§ Action item
Answer these about the passage on barriers to guideline-concordant antibiotic use:
1. How many healthcare professionals did Charani et al. interview, and at how many hospitals?
2. What quality of evidence supported the guideline recommendations presented in this study?
3. In what region did other investigators also describe these barriers among inpatient physicians?
*** Provided passage
A second barrier to guideline‐concordant care was the tension between individualizing patient care and adhering to standardized recommendations. On one hand, this tension is unavoidable and is inherent in the practice of medicine. However, participants' responses to our case vignettes suggested that they find their patients too different to fit into any standardized guideline. This tension was also discussed by Charani et al., who interviewed 39 healthcare professionals at 4 hospitals in the United Kingdom. These investigators found that physicians routinely consider their patients to be outside the recommendations of local evidence‐based policies.[34] Instead of referring to guidelines, physicians rely on their knowledge and clinical experience to guide their antibiotic prescribing.

The final barrier to guideline adherence that we identified was providers' skepticism of what the guidelines were recommending. Although physician discomfort with certain guideline recommendations may be alleviated by reviewing the literature informing the recommendation, education alone is often insufficient to change antibiotic prescribing practices.[35] Furthermore, part of this skepticism may reflect the lack of data from randomized controlled trials to support every guideline recommendation. For example, most guideline recommendations are based on low‐quality evidence.[36] The guideline recommendations presented in this study were based on moderate‐ to high‐quality evidence.[24, 25, 26]

To our knowledge, this study is 1 of the few to describe barriers to guideline‐concordant antibiotic use among inpatient medicine physicians in the United States. The barriers discussed above have also been described by investigators in Europe who studied antibiotic use among inpatient physicians.[34, 37, 38] These commonalities highlight the shared challenges faced by local initiatives to improve antibiotic prescribing.
******
*** Records supplied
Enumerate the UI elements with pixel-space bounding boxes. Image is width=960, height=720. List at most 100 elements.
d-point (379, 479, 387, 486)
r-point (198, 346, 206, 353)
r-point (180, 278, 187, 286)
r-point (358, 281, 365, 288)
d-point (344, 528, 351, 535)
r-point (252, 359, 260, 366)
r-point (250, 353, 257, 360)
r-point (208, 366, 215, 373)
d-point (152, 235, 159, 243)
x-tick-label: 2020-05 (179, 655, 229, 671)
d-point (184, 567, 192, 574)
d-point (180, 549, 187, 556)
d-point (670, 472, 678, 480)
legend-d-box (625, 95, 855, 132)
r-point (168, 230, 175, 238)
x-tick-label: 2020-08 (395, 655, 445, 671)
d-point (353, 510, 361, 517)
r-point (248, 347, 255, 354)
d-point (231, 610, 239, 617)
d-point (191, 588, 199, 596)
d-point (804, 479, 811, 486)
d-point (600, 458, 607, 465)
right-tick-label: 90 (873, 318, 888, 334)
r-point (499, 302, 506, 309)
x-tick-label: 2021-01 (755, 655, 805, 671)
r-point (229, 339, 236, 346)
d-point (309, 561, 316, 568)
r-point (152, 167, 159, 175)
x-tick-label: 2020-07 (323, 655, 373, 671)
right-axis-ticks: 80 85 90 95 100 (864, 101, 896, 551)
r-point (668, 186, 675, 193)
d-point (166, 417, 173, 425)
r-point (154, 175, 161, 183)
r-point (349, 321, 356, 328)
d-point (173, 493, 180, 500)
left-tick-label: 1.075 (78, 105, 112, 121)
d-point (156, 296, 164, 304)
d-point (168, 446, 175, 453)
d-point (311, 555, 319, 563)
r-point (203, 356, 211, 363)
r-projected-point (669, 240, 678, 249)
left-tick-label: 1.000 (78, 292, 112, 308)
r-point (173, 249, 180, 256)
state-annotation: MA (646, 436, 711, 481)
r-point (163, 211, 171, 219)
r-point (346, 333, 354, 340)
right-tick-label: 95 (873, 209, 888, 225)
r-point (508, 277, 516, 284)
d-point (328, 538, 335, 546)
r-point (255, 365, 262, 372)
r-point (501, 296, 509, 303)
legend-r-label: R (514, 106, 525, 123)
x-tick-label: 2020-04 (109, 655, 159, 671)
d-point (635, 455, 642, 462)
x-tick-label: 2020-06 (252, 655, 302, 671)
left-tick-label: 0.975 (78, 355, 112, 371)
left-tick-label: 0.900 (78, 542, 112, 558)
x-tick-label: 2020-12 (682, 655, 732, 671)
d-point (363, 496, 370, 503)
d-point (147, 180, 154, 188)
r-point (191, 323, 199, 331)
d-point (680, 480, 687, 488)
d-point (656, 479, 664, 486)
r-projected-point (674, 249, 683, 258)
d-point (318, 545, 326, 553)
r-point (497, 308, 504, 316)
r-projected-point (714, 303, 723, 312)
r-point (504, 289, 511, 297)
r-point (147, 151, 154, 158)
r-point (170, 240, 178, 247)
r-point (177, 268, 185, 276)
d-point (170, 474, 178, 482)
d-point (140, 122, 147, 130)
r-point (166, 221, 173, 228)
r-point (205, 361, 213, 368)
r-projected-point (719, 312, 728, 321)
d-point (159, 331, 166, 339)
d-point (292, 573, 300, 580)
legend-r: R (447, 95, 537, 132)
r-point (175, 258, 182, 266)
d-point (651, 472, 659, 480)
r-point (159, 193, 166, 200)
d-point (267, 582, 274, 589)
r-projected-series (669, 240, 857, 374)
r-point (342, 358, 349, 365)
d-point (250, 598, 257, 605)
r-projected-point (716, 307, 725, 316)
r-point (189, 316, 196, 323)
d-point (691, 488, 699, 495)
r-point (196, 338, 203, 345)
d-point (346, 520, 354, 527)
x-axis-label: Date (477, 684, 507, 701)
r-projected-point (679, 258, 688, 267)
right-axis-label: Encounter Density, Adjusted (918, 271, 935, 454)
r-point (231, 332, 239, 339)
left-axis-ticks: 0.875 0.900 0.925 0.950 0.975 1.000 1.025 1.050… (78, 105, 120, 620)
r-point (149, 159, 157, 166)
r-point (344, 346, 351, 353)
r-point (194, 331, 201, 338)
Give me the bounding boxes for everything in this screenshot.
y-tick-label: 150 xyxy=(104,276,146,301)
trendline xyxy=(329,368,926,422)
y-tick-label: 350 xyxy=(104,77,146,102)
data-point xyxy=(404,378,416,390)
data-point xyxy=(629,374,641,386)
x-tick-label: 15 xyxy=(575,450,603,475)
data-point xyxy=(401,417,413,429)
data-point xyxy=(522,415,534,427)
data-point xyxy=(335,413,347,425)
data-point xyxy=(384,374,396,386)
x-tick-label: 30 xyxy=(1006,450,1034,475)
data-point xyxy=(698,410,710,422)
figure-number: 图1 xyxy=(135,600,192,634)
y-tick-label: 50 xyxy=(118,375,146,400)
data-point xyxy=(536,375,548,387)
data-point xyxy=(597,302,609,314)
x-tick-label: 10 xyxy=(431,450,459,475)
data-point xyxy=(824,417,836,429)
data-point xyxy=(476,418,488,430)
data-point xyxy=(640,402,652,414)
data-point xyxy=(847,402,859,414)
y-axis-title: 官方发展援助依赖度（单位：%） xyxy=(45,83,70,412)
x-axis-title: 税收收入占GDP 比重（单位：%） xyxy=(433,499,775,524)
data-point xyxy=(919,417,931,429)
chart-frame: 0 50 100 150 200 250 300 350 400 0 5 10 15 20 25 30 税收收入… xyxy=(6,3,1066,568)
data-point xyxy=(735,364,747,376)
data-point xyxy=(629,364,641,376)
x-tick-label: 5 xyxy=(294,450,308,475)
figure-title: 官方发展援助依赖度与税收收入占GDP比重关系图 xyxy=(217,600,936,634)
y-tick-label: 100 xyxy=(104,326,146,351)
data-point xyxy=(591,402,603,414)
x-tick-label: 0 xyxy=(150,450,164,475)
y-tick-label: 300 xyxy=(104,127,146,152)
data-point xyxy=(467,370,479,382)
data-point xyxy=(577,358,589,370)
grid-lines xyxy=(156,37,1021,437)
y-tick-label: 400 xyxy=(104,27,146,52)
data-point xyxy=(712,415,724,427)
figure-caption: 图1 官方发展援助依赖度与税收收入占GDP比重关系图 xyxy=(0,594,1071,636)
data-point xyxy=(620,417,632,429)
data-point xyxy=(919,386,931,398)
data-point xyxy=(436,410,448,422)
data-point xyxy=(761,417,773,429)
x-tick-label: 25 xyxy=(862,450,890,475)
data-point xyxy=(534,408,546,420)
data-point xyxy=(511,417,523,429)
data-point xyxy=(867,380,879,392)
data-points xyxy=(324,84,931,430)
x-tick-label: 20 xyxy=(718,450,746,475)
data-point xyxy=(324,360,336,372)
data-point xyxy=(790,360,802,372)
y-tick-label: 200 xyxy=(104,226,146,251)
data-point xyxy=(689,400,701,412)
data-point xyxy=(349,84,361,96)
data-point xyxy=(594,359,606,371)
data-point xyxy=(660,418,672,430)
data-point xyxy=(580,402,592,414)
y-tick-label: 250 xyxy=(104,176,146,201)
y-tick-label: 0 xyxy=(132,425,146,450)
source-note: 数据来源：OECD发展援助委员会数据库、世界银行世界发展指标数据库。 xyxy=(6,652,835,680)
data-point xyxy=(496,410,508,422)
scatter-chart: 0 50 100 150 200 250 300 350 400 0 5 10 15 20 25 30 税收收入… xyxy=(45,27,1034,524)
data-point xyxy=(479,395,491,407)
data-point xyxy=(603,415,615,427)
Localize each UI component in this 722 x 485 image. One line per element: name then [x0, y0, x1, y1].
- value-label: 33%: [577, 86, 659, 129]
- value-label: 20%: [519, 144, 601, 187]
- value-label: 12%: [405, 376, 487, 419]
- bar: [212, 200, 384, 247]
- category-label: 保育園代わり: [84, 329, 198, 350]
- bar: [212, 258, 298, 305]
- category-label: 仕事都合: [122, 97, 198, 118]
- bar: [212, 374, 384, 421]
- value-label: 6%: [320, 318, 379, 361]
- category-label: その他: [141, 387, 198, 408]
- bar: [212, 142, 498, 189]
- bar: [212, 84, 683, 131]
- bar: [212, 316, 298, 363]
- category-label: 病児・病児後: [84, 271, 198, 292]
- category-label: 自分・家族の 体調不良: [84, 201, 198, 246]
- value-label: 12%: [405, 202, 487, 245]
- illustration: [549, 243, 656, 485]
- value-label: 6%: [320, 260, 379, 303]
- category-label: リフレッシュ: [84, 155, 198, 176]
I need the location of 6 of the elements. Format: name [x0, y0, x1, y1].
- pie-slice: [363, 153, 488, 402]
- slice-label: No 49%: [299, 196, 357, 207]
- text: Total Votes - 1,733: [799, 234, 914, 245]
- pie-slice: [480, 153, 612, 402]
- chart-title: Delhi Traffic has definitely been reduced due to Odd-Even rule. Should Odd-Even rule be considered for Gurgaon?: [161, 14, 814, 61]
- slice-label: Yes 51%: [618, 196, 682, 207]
******
§ Response
1. 39 healthcare professionals at 4 hospitals
2. Moderate- to high-quality evidence
3. Europe